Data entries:
— Begin —

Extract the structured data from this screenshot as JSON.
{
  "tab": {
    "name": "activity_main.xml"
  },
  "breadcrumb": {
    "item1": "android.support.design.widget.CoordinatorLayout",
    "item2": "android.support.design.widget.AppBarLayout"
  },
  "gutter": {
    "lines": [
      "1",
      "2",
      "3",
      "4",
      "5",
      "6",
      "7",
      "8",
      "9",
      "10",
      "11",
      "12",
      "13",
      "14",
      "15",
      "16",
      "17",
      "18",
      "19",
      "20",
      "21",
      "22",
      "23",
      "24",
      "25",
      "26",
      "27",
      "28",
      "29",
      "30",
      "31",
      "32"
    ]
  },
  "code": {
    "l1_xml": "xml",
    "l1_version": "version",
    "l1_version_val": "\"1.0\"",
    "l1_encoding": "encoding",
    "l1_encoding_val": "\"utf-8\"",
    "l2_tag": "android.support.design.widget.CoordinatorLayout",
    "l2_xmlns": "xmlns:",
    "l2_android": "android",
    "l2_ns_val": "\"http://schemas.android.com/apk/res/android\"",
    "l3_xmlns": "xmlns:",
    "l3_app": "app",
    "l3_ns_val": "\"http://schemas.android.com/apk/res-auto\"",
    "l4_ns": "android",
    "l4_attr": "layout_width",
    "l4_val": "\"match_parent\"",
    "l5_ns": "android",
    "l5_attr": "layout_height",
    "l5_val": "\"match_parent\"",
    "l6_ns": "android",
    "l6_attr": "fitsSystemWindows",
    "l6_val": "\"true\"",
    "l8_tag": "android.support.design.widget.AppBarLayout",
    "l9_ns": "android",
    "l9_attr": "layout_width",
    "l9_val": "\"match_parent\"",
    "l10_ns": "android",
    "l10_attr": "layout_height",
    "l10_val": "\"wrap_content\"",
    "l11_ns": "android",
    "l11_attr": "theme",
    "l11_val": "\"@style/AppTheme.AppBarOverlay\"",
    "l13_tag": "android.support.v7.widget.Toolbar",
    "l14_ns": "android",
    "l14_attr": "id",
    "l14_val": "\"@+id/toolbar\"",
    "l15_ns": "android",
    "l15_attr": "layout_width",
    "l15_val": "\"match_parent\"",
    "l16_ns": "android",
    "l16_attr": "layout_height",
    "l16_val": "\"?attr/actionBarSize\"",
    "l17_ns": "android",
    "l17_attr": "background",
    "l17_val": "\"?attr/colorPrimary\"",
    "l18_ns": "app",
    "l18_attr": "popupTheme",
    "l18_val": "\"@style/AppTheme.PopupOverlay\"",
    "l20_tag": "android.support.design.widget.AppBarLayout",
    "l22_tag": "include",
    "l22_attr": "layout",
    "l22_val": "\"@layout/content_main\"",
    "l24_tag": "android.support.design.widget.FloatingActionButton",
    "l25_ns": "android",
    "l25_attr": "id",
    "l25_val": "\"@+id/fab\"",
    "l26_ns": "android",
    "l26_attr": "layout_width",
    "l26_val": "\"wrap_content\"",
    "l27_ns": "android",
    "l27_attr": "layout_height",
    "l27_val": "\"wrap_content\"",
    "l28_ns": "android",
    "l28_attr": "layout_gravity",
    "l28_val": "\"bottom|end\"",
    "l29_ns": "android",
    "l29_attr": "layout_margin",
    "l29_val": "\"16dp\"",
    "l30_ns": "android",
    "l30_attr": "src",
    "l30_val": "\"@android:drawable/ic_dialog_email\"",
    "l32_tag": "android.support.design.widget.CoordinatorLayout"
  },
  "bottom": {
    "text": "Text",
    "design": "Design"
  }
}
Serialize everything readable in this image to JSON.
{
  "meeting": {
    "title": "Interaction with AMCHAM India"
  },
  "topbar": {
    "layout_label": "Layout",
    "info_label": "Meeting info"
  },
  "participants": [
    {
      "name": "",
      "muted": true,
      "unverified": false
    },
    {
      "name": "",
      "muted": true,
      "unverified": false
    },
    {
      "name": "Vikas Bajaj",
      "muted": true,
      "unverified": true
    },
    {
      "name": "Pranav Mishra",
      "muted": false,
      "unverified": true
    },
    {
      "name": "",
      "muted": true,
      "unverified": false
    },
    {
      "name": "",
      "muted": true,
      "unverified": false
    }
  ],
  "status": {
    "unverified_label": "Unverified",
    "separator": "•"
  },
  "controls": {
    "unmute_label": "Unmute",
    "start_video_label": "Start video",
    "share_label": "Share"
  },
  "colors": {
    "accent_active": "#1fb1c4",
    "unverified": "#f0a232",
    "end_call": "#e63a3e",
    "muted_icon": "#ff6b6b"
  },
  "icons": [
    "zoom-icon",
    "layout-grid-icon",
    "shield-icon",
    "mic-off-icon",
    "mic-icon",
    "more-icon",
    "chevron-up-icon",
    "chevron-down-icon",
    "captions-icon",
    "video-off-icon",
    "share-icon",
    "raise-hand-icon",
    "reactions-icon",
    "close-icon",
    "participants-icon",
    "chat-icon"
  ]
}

— End —

YOUR OBJECTIVE
Report the number of lines that contain "http", with no other words.

RESULT FOR THIS EXERCISE
2